Set exercise:
Which lines include the word "ylabel"? Copy each of them.

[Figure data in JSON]
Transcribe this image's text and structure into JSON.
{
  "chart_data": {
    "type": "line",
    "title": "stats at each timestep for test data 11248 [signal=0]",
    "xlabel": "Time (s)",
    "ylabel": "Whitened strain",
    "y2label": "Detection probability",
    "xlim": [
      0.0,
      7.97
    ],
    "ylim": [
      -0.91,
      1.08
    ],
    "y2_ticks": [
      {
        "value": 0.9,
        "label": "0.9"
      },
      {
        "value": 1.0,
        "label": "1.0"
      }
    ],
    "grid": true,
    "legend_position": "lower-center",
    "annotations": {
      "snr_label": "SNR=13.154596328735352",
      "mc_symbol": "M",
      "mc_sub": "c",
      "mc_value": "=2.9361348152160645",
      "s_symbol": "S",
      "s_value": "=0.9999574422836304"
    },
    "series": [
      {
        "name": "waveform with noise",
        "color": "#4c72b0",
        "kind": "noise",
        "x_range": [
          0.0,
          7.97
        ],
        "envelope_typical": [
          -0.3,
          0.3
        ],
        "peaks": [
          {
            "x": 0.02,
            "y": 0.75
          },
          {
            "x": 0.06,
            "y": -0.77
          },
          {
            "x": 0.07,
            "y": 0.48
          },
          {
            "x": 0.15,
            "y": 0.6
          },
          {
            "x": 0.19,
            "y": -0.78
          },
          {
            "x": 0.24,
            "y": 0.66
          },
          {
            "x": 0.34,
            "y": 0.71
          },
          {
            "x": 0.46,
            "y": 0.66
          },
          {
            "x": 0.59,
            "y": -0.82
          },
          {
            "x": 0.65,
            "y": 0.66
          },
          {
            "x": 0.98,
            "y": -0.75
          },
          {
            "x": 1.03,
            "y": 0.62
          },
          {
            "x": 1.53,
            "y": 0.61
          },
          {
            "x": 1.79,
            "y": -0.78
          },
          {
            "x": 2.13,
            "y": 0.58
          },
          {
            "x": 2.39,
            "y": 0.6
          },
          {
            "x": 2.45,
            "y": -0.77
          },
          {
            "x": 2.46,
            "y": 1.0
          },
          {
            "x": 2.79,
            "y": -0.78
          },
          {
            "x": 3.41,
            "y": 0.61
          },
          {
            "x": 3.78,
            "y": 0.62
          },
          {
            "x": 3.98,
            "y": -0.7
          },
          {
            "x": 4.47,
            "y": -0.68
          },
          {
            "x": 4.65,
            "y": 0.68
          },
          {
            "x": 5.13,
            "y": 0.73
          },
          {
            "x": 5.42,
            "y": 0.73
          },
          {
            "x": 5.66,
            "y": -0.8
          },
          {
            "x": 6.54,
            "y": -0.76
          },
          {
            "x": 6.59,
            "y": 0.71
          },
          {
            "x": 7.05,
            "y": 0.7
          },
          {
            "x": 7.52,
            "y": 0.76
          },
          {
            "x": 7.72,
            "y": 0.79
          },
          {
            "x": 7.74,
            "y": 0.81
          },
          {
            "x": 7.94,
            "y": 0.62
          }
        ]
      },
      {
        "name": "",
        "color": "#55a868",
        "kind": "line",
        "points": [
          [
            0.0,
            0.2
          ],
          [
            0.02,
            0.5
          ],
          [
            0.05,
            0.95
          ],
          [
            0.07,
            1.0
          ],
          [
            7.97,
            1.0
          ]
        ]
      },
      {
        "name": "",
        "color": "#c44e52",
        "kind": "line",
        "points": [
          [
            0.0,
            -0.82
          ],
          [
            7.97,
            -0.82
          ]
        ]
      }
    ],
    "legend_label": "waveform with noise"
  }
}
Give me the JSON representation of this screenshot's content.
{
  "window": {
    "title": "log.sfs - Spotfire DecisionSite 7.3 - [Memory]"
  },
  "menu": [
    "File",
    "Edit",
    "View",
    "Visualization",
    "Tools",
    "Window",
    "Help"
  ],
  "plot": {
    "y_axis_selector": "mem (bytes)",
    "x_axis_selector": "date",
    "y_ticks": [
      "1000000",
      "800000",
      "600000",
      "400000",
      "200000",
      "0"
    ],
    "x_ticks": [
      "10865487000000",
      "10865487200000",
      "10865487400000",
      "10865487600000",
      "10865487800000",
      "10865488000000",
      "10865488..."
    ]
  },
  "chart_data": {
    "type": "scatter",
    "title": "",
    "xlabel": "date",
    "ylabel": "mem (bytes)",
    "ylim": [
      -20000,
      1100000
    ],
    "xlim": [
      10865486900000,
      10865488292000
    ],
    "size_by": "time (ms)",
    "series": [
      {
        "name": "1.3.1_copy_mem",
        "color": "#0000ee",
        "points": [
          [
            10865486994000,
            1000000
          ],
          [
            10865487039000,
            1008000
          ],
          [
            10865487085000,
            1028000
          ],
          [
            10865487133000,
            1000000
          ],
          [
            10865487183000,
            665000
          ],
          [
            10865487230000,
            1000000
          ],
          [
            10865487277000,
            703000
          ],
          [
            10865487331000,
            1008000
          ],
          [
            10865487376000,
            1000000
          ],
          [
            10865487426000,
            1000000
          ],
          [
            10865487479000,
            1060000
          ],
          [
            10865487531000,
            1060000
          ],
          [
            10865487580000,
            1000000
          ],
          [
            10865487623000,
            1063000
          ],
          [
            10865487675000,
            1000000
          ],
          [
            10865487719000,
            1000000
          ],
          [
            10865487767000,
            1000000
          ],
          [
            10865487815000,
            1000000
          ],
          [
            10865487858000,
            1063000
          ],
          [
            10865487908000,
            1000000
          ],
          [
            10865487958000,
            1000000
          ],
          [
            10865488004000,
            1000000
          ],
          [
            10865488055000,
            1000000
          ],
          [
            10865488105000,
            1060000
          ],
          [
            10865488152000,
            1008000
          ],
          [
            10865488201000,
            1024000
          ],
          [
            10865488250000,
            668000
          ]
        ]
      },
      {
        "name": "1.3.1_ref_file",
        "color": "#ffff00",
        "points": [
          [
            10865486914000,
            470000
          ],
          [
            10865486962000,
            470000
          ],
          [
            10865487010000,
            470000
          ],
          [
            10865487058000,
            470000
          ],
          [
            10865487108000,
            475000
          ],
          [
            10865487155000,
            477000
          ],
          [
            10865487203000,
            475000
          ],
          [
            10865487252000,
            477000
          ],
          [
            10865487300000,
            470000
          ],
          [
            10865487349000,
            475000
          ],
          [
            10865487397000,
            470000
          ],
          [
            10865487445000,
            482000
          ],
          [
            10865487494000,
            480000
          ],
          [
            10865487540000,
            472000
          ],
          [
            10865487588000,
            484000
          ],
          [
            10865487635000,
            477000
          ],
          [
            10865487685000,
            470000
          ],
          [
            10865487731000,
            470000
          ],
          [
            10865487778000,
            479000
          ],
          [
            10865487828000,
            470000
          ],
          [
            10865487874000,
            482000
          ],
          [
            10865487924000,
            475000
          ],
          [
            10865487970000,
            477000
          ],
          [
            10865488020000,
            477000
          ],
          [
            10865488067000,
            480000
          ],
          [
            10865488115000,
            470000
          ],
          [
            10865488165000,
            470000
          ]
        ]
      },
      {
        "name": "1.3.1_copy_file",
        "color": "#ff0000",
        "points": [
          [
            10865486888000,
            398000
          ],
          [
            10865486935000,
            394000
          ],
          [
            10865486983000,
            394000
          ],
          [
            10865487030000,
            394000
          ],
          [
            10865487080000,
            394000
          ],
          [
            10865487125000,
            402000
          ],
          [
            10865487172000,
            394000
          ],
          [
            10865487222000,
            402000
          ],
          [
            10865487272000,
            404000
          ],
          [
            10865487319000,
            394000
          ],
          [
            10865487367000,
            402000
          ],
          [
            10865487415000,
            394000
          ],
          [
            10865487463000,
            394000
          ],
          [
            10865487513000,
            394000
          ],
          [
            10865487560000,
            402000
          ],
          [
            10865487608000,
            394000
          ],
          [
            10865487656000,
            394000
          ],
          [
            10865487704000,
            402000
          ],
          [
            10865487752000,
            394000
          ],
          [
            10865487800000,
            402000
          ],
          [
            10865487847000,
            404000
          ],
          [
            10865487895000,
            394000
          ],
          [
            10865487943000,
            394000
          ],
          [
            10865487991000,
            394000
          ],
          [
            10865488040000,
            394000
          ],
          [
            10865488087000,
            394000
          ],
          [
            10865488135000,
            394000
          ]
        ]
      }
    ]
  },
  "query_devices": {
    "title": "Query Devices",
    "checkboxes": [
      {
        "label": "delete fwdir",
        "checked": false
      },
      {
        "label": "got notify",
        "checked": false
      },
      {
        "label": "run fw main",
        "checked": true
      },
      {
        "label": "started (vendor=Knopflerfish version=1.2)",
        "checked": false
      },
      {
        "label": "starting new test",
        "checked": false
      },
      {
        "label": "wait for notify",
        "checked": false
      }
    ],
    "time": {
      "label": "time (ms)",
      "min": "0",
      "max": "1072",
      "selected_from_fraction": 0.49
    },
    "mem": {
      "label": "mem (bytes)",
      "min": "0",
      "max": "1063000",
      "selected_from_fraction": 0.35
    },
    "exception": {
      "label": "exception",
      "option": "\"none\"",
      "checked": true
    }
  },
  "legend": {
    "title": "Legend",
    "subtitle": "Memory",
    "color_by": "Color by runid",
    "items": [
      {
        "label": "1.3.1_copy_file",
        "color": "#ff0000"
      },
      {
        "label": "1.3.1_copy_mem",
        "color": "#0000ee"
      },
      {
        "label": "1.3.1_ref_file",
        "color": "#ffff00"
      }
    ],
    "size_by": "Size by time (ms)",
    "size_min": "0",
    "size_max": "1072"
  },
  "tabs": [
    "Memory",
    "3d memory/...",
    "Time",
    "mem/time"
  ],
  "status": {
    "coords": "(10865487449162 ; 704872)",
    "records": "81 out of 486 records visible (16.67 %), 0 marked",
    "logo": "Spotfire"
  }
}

Finished exercise:
    "ylabel": "Whitened strain",
    "ylabel": "mem (bytes)",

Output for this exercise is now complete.